> OBJECTIVE:
Please reproduce the passage below about the CFPB union rally, from the part that opens with the words containing "On a cold Saturday" through the words "protecting the public.", swapping "Saturday" for "Sunday".

> DOCUMENT EXTRACT:
· · · · ·

On a cold Saturday morning, dozens of members of the CFPB’s staff union gathered in front of the agency’s boxy, modern headquarters on 17th Street in downtown DC, a block from the White House. The protest of their own disemboweling displayed the earnest nature of the CFPB’s employees. “Five, six, seven, eight, Dodd-Frank is pretty great!” they chanted. At one point they all held aloft plastic sporks and intoned, with great solemnity, that “Neither rain, nor snow, nor forks in the road” would stop them from protecting the public.
Every one of the employees that I approached to talk about why they were there told me that I needed to speak to their union’s designated press contact. That person, in a neon vest, told me that she was not in fact the official communications person, so she was only authorized to recite an official, mutually agreed-upon statement about why the CFPB was good, which was printed on a single folded-up piece of paper that she extracted from her jacket pocket and read to me as traffic whizzed by. Though this is not, overall, a good press strategy for a union rally, it did drive home the sobriety of this group of government workers. These are people who will stand in the rain and make up rhymes about Dodd-Frank and tightly adhere to a communications policy even if there is only one reporter in attendance. These people are nerds for the public good, damn it. Contrast their behavior with that of a billionaire who does a bunch of ketamine and then turns a horde of 19 year-olds loose on the internal databases. It is not hard to see which side here takes the public interest more seriously.

· · · · ·

> INFORMATION PROVIDED:
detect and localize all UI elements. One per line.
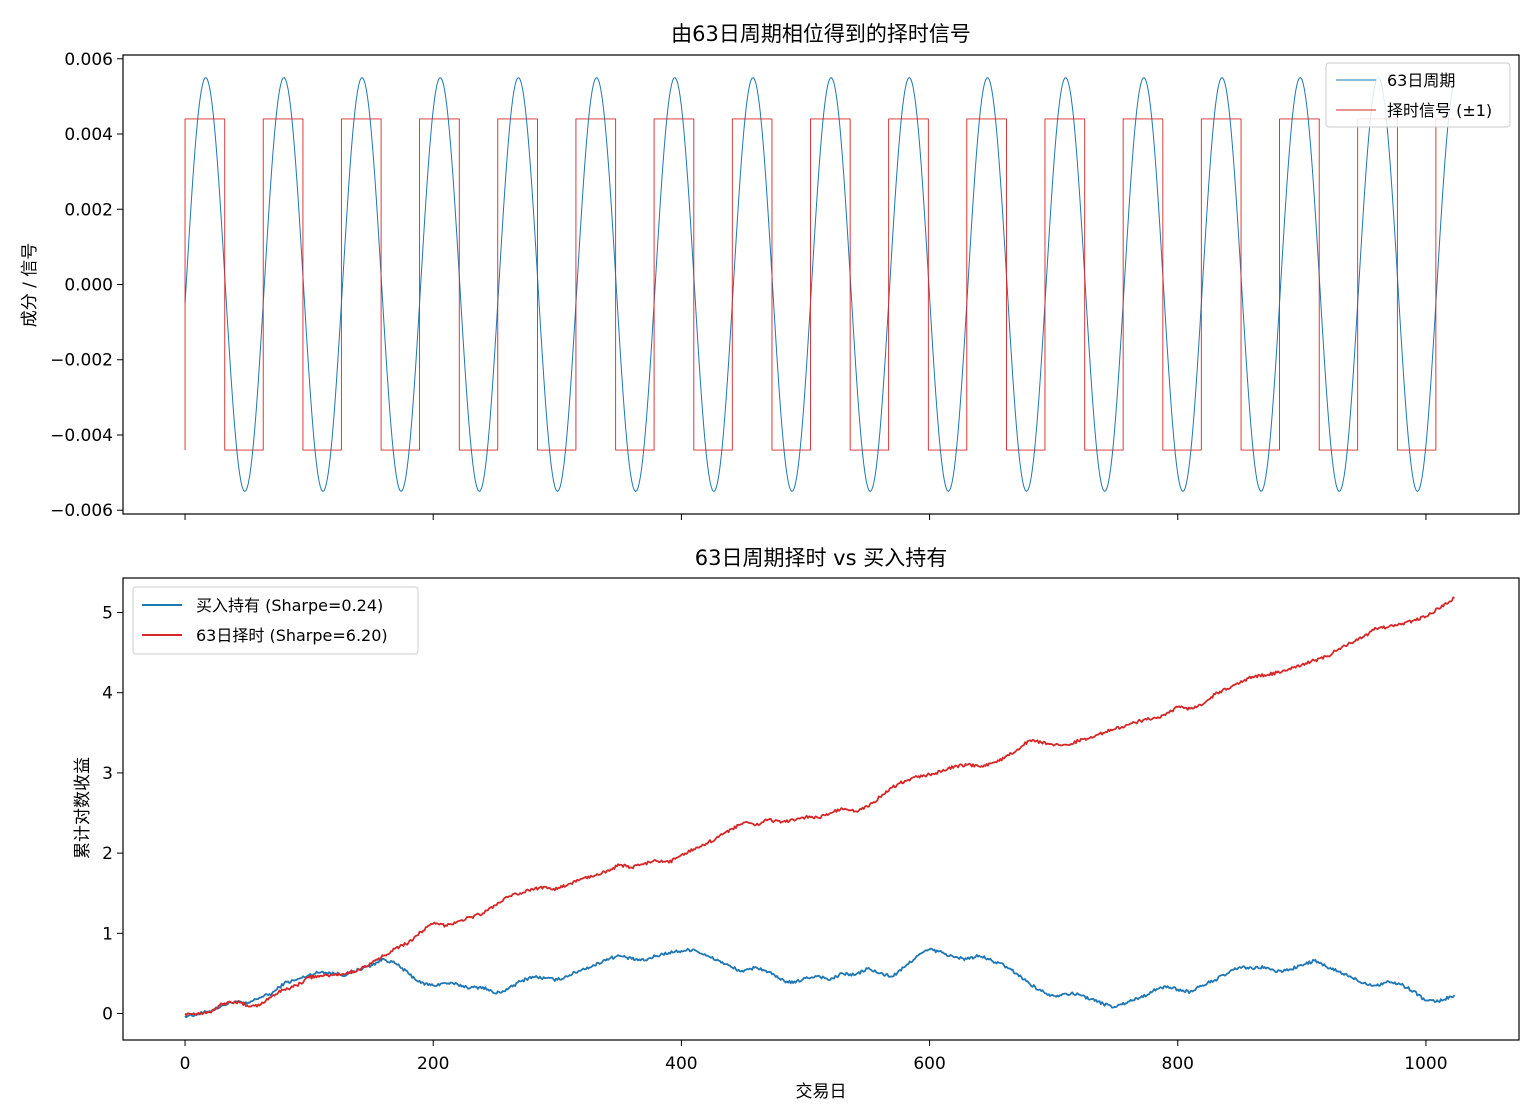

· · · · ·

> TASK RESULT:
On a cold Sunday morning, dozens of members of the CFPB’s staff union gathered in front of the agency’s boxy, modern headquarters on 17th Street in downtown DC, a block from the White House. The protest of their own disemboweling displayed the earnest nature of the CFPB’s employees. “Five, six, seven, eight, Dodd-Frank is pretty great!” they chanted. At one point they all held aloft plastic sporks and intoned, with great solemnity, that “Neither rain, nor snow, nor forks in the road” would stop them from protecting the public.